[Records from a collection of figures]
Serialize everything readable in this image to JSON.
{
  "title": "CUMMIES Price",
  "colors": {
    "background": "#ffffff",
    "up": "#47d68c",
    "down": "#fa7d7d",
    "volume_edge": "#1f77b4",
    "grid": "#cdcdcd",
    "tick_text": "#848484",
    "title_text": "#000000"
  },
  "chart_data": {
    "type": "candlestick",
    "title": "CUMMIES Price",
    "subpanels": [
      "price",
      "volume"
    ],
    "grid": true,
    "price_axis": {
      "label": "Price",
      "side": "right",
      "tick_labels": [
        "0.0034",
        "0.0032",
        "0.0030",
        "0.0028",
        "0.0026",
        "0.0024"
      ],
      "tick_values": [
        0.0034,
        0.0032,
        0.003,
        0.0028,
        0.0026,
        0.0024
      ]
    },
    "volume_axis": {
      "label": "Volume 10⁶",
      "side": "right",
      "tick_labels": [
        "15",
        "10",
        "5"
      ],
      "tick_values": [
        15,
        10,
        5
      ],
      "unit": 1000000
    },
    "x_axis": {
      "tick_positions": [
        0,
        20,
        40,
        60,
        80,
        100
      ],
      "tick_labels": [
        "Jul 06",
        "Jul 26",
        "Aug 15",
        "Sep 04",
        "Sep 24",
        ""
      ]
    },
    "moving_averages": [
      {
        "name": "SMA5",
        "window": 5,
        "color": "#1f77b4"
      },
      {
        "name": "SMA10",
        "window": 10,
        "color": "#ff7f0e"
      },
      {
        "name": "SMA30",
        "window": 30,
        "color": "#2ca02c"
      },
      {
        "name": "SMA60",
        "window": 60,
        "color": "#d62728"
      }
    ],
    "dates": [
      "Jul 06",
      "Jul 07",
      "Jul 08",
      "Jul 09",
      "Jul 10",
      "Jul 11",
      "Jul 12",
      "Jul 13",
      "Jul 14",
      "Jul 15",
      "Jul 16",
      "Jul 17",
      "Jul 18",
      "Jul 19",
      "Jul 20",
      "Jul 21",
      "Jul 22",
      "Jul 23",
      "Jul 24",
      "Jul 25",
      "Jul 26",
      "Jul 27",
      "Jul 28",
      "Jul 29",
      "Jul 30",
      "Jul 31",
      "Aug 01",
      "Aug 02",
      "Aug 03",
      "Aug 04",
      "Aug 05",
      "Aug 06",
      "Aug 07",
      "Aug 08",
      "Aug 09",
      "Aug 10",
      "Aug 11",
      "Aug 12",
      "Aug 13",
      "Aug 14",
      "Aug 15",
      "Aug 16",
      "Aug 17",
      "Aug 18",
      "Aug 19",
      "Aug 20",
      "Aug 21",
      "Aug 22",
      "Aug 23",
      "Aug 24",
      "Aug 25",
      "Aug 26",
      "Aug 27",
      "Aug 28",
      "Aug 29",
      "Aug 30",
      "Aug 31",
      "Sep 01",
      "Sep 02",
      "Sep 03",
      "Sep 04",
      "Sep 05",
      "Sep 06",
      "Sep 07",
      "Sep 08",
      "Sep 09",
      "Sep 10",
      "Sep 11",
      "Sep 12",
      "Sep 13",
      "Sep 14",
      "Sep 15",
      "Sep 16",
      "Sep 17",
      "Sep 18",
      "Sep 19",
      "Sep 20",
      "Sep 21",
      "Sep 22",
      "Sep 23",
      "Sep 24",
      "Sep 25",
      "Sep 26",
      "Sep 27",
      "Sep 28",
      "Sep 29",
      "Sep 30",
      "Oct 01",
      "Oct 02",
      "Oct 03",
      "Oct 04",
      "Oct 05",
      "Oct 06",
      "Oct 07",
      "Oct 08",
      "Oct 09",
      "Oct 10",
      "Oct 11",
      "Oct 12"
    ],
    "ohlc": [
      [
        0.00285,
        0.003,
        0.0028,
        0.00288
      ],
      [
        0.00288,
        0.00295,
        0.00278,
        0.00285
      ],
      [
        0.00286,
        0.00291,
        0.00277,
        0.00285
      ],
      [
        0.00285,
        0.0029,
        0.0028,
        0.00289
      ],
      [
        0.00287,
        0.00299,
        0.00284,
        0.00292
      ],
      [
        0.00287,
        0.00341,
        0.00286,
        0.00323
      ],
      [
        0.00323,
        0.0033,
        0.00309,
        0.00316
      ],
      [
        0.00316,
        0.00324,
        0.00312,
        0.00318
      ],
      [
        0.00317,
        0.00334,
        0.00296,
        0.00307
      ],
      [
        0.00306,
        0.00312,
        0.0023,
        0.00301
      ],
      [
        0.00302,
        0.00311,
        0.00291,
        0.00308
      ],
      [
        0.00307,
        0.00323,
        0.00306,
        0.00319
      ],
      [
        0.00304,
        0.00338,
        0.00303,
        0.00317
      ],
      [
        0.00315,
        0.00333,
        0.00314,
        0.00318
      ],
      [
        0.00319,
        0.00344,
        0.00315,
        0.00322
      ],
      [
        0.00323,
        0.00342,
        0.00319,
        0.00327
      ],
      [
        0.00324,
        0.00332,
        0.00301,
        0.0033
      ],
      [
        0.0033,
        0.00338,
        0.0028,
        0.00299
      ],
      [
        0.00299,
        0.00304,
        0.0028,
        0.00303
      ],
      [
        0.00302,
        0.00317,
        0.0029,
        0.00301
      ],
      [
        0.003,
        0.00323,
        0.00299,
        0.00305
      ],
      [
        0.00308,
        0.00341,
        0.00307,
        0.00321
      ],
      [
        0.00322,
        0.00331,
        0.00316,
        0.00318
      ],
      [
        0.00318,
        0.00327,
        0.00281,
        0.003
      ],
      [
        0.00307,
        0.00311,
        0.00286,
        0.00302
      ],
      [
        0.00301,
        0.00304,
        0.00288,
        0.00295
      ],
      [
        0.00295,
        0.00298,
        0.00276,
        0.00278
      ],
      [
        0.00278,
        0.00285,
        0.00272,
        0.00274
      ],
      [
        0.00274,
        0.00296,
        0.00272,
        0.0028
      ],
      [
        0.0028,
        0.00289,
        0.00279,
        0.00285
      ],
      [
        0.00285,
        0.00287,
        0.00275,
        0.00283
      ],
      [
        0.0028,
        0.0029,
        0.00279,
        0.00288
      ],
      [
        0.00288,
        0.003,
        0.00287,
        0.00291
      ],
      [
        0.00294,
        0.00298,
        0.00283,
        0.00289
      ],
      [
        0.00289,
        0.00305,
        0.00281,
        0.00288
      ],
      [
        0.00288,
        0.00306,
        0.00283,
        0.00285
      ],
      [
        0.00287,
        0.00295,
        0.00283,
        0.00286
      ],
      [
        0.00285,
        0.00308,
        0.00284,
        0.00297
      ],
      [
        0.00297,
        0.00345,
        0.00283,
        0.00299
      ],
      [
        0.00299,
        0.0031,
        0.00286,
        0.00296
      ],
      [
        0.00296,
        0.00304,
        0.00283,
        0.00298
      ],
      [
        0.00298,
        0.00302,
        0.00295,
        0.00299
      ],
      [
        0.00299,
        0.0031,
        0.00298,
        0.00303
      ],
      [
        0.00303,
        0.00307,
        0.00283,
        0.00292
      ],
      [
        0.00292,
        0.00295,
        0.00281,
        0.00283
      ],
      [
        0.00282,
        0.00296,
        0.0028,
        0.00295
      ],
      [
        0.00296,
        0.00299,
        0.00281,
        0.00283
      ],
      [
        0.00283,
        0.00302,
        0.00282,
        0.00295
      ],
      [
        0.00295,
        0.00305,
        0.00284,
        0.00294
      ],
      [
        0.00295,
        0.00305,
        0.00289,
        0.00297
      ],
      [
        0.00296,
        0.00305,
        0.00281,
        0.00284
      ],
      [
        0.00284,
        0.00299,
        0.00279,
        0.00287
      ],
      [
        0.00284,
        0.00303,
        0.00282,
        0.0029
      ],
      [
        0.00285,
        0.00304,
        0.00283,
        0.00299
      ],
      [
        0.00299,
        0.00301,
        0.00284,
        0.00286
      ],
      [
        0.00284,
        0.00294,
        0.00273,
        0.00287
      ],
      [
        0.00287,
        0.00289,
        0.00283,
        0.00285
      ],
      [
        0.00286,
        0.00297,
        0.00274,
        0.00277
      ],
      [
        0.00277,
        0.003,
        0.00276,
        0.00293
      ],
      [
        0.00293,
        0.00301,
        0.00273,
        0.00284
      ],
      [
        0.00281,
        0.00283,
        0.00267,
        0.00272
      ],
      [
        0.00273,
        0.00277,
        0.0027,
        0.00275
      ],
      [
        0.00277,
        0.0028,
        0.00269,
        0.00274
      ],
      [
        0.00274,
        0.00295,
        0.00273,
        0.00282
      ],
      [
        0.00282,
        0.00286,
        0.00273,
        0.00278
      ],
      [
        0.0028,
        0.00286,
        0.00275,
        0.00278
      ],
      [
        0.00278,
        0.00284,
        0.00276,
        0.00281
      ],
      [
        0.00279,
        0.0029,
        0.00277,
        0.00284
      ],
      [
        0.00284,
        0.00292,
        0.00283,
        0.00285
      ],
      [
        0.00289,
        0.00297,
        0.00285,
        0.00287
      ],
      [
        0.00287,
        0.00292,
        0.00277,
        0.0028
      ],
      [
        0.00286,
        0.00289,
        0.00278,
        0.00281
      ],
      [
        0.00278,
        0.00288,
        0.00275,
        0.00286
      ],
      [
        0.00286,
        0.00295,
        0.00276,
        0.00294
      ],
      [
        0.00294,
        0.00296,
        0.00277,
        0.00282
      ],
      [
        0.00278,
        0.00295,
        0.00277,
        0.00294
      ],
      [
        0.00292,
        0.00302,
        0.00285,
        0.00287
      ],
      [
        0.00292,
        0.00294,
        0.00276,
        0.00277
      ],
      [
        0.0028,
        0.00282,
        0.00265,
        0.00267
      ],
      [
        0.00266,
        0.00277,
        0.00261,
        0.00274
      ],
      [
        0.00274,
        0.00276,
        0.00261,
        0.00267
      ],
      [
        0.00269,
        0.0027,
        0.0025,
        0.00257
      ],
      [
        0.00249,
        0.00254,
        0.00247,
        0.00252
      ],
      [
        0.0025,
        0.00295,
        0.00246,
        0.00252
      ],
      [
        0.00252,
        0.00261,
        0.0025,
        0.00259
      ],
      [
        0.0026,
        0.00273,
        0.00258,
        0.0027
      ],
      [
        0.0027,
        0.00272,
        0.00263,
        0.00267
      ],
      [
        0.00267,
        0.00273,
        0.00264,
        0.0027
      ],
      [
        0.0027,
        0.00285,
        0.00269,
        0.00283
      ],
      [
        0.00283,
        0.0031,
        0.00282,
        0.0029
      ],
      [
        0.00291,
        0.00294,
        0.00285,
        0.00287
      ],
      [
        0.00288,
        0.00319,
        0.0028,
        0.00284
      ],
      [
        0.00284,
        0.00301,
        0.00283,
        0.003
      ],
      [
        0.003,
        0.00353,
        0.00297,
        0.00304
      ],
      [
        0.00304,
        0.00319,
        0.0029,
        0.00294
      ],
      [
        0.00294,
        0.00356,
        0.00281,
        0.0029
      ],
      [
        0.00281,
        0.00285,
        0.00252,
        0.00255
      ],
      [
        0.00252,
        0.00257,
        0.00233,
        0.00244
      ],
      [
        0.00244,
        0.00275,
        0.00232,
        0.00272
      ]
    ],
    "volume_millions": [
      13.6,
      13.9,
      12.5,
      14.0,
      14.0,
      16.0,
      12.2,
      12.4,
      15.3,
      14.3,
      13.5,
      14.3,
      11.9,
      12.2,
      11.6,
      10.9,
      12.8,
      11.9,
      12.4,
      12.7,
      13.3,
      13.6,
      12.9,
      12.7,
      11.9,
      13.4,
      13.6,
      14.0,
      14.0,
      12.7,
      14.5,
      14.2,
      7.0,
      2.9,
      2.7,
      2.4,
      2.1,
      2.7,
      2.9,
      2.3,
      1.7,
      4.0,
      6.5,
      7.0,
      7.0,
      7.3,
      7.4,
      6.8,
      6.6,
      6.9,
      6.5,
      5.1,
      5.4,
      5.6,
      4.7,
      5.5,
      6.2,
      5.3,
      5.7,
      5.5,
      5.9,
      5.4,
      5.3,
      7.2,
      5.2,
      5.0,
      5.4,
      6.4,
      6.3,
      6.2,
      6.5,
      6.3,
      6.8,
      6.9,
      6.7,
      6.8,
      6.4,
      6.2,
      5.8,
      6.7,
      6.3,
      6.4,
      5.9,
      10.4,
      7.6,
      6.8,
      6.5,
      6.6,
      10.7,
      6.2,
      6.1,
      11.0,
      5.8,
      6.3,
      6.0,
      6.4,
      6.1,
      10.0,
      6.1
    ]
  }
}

_Problem description_
Go through the listing above and return every line where the word "window" occurs.

_Answer to this problem_
        "window": 5,
        "window": 10,
        "window": 30,
        "window": 60,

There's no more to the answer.